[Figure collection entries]
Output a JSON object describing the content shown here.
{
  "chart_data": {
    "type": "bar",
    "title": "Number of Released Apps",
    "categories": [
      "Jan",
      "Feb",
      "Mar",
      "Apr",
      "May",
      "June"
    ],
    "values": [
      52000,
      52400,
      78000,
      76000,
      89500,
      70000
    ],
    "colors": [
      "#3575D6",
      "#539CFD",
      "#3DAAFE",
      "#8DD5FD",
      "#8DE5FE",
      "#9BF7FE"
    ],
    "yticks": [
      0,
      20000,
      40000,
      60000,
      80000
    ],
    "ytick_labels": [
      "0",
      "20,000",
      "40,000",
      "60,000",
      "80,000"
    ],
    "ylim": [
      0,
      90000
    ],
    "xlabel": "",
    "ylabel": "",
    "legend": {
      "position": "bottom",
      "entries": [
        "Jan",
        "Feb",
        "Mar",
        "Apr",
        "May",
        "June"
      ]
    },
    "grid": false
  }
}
--
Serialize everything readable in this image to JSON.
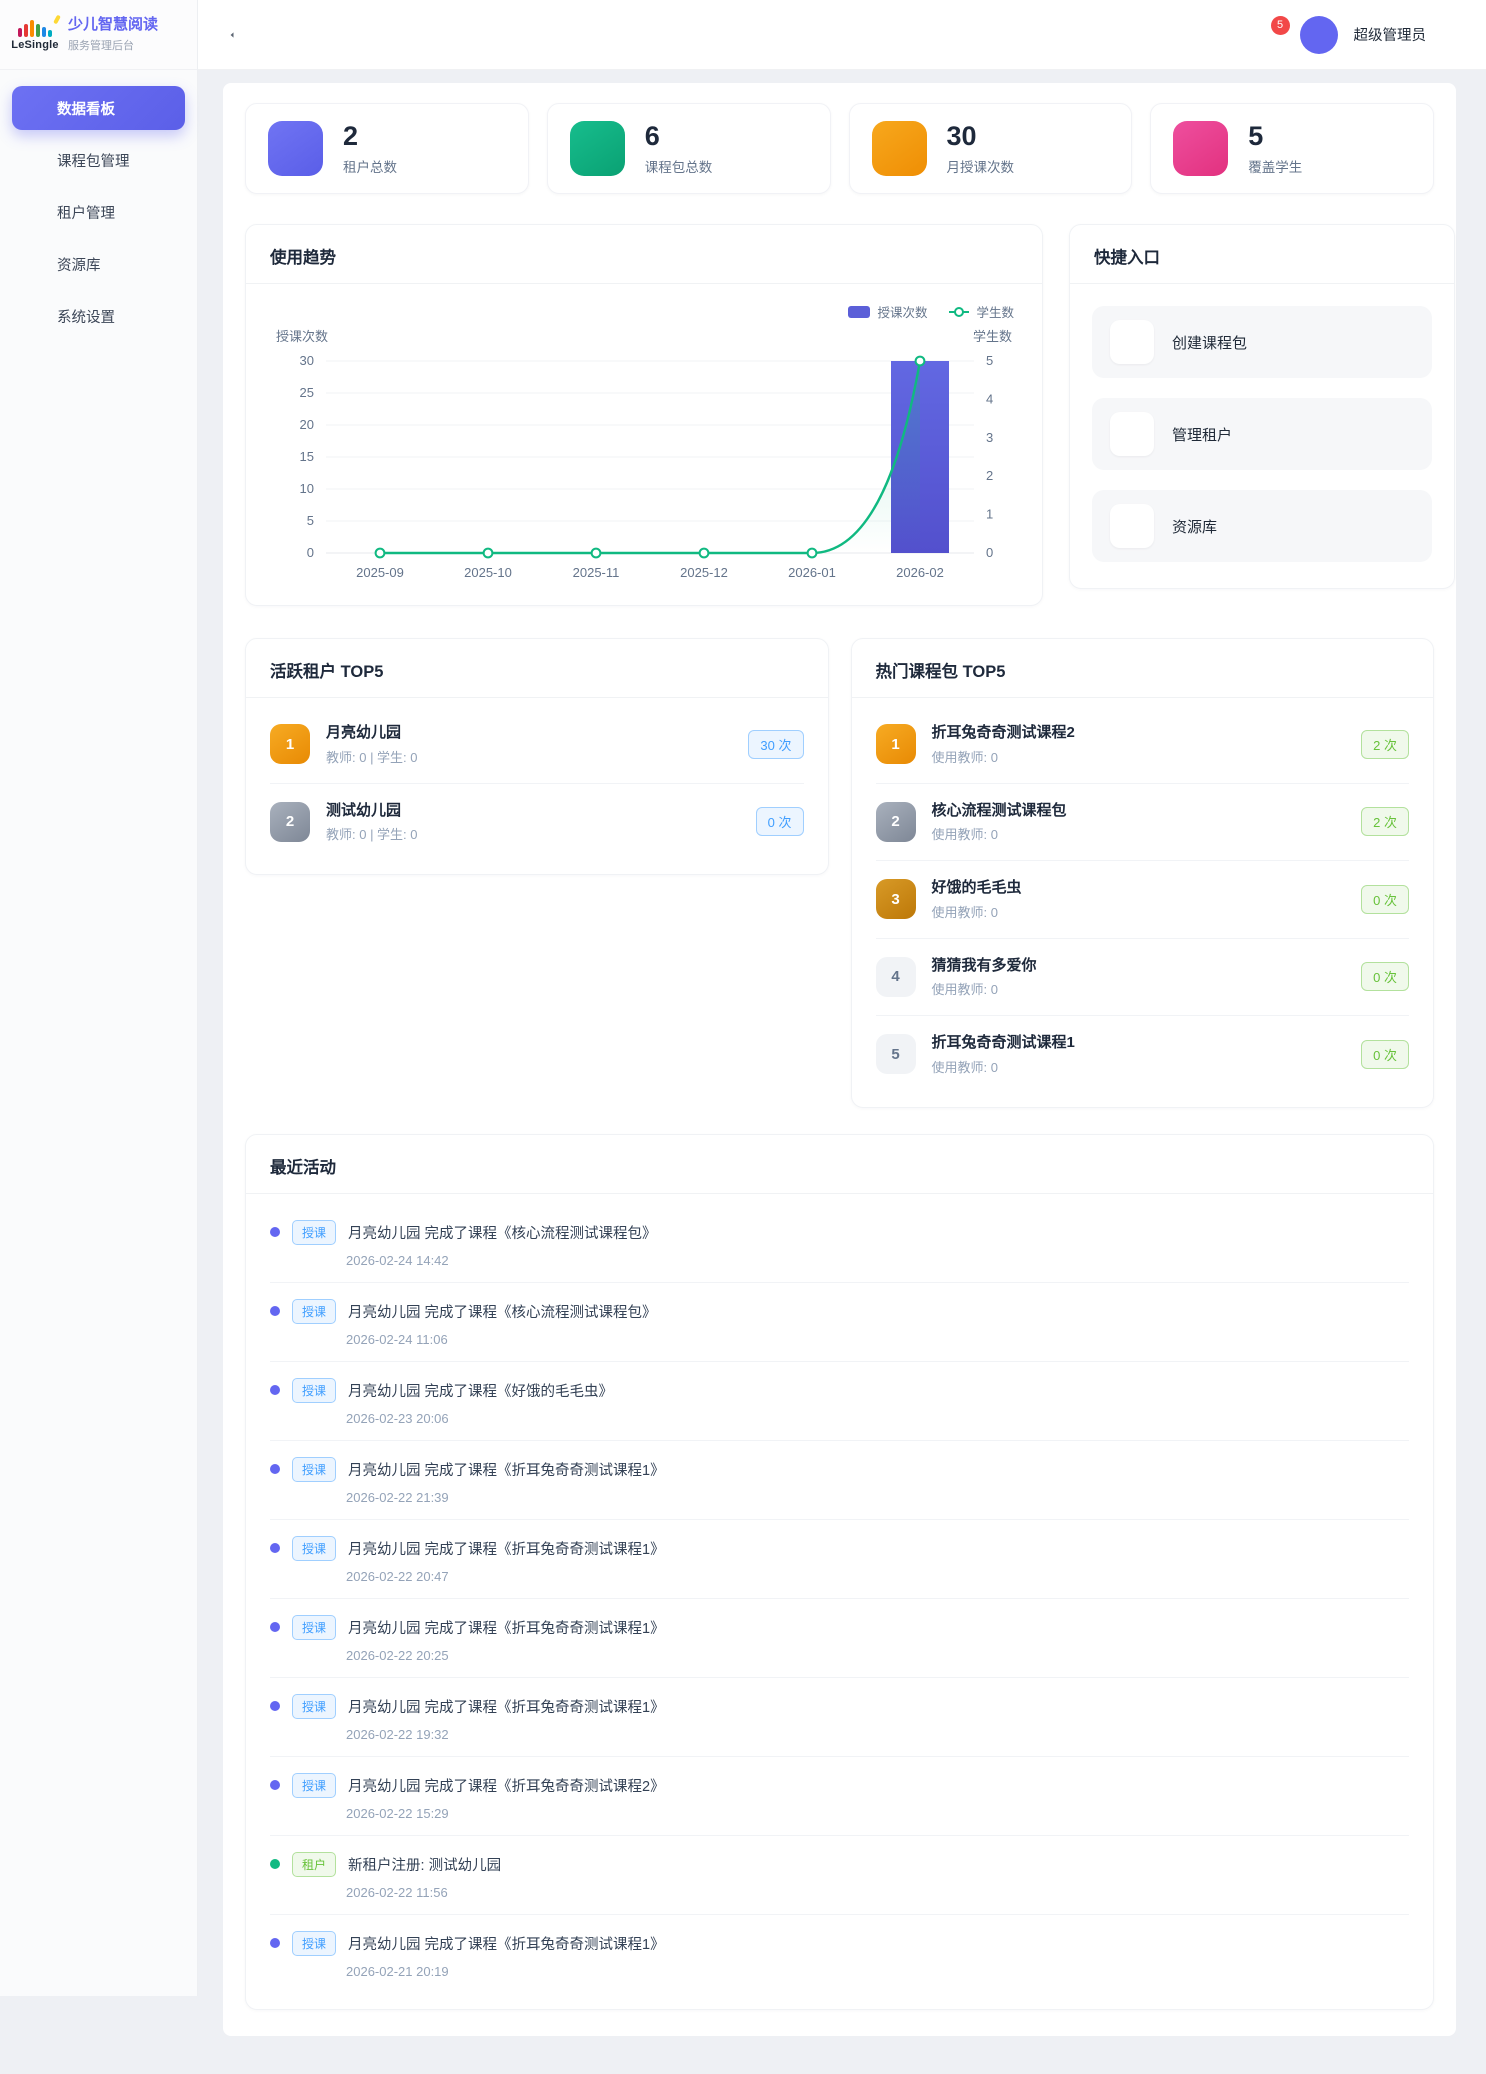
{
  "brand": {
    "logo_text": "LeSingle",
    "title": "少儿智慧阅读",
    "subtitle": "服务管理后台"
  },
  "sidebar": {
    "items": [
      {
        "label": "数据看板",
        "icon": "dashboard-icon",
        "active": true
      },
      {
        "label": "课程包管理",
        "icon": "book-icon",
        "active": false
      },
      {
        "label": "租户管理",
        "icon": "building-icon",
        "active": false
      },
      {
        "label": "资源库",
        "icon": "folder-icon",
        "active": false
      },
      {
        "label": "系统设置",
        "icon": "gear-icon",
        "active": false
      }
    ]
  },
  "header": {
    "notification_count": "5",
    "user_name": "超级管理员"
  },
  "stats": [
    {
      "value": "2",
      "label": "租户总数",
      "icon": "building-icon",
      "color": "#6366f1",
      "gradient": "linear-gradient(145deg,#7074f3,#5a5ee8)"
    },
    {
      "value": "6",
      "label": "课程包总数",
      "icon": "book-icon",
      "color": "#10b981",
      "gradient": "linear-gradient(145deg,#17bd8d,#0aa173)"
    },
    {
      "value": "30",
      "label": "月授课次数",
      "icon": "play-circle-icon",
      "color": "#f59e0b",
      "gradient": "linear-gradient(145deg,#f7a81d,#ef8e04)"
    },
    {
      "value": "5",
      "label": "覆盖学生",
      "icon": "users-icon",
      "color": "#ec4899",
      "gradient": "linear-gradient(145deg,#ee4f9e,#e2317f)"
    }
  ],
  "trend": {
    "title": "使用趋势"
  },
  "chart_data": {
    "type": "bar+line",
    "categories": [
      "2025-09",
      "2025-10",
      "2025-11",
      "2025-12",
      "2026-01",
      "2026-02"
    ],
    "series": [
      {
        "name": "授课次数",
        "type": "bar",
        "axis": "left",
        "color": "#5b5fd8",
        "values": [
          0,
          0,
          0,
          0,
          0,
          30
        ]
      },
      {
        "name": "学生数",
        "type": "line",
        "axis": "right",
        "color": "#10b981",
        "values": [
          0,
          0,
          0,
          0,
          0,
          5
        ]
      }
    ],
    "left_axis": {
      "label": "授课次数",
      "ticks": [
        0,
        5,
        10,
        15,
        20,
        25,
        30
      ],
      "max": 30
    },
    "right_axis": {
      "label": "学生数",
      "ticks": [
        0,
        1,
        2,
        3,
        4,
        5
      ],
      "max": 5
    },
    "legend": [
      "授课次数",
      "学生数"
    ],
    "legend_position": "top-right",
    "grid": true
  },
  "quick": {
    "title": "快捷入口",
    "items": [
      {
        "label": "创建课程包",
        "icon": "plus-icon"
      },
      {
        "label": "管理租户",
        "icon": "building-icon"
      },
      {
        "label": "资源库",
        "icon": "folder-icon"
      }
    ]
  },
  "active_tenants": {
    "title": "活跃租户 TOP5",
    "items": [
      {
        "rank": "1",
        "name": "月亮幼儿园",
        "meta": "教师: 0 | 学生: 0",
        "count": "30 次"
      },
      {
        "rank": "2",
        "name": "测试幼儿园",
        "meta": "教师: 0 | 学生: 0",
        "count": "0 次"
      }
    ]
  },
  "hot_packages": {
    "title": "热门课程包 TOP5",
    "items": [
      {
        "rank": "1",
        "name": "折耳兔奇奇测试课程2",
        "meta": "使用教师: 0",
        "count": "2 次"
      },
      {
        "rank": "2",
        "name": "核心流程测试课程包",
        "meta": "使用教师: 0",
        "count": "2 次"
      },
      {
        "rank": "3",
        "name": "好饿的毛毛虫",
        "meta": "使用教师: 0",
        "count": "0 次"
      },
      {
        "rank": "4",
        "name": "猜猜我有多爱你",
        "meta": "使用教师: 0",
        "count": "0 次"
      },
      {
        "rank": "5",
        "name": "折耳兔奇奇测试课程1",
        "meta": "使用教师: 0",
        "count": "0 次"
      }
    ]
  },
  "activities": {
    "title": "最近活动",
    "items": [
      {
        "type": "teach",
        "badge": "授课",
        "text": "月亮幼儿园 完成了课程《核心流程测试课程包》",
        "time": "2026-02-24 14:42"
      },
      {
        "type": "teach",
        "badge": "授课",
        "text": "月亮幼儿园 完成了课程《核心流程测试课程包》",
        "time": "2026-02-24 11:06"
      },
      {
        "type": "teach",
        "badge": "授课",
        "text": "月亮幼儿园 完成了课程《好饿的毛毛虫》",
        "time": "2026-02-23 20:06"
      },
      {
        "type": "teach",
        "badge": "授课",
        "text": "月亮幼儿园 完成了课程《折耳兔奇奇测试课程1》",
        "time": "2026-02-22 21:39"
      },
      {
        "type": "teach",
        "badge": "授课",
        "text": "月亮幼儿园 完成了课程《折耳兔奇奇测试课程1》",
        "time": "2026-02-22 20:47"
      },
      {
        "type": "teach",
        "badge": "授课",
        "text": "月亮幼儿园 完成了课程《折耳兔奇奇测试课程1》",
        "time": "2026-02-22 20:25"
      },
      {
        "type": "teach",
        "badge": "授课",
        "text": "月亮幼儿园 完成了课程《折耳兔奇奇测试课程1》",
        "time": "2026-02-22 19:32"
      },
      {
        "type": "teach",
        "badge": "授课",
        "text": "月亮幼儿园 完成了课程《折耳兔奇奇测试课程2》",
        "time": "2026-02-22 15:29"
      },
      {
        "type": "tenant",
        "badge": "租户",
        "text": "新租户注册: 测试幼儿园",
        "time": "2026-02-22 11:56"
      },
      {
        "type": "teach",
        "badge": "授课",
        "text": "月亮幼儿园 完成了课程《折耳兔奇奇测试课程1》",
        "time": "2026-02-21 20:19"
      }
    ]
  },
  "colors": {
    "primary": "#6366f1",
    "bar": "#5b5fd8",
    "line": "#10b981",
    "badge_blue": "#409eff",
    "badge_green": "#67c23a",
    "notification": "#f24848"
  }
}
---
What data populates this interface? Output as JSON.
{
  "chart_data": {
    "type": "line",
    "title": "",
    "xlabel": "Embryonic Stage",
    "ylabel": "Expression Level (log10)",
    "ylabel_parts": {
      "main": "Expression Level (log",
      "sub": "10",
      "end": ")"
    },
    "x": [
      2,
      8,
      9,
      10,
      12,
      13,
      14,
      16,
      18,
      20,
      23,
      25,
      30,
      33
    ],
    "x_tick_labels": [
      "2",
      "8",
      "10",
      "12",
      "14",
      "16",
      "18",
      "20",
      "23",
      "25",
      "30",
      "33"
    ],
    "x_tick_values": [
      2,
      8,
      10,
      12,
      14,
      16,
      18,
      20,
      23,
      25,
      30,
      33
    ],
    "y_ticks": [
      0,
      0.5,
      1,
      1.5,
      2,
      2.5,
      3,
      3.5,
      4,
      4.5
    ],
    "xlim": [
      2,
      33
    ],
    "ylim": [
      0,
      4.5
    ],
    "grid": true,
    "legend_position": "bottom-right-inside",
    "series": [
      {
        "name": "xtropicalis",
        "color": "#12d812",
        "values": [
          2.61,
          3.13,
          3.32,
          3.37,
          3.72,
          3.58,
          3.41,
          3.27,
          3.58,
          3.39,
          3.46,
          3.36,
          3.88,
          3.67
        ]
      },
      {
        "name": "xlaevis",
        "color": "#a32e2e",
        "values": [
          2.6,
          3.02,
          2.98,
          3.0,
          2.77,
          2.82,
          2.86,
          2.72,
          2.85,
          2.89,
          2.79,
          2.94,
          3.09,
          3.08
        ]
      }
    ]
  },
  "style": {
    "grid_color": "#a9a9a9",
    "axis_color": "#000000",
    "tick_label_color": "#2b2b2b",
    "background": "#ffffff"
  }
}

- **STATED EXERCISE**
Across the entries, how many lines hold the word "this"? Say only the number.

- **FULL OUTPUT**
2